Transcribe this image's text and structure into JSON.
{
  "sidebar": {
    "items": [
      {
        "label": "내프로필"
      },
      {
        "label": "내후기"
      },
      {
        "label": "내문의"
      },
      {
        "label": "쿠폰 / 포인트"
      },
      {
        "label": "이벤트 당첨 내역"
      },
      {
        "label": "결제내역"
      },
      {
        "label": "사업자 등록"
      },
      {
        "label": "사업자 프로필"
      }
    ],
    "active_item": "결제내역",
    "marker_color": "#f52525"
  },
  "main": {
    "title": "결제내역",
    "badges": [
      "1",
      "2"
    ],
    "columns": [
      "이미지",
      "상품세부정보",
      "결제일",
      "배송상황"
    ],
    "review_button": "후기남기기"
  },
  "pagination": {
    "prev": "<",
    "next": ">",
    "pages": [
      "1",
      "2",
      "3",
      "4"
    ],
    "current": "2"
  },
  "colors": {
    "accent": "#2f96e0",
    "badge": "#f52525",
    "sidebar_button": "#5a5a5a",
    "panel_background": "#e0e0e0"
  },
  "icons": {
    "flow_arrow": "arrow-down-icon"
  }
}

(WRITTEN REQUEST): Write out the records shown above, exactly as they appear.

(ANSWER BELOW):
Transcribe this image's text and structure into JSON.
{
  "sidebar": {
    "items": [
      {
        "label": "내프로필"
      },
      {
        "label": "내후기"
      },
      {
        "label": "내문의"
      },
      {
        "label": "쿠폰 / 포인트"
      },
      {
        "label": "이벤트 당첨 내역"
      },
      {
        "label": "결제내역"
      },
      {
        "label": "사업자 등록"
      },
      {
        "label": "사업자 프로필"
      }
    ],
    "active_item": "결제내역",
    "marker_color": "#f52525"
  },
  "main": {
    "title": "결제내역",
    "badges": [
      "1",
      "2"
    ],
    "columns": [
      "이미지",
      "상품세부정보",
      "결제일",
      "배송상황"
    ],
    "review_button": "후기남기기"
  },
  "pagination": {
    "prev": "<",
    "next": ">",
    "pages": [
      "1",
      "2",
      "3",
      "4"
    ],
    "current": "2"
  },
  "colors": {
    "accent": "#2f96e0",
    "badge": "#f52525",
    "sidebar_button": "#5a5a5a",
    "panel_background": "#e0e0e0"
  },
  "icons": {
    "flow_arrow": "arrow-down-icon"
  }
}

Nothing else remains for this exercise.